* [TASK TO COMPLETE]: Read the material below and tally how many lines hold the word "vidéo", giving the number and nothing else.

· · · ·

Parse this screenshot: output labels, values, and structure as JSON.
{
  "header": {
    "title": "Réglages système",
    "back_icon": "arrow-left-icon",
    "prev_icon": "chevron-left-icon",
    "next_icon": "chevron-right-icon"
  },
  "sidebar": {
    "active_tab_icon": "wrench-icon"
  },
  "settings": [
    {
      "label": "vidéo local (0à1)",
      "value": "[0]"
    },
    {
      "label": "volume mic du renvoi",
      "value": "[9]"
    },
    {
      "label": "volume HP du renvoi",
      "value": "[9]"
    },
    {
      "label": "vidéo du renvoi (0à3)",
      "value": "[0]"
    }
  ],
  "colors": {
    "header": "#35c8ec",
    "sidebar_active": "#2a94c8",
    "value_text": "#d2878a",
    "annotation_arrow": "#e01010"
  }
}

· · · ·

* [RESULT OF THIS TASK]: 2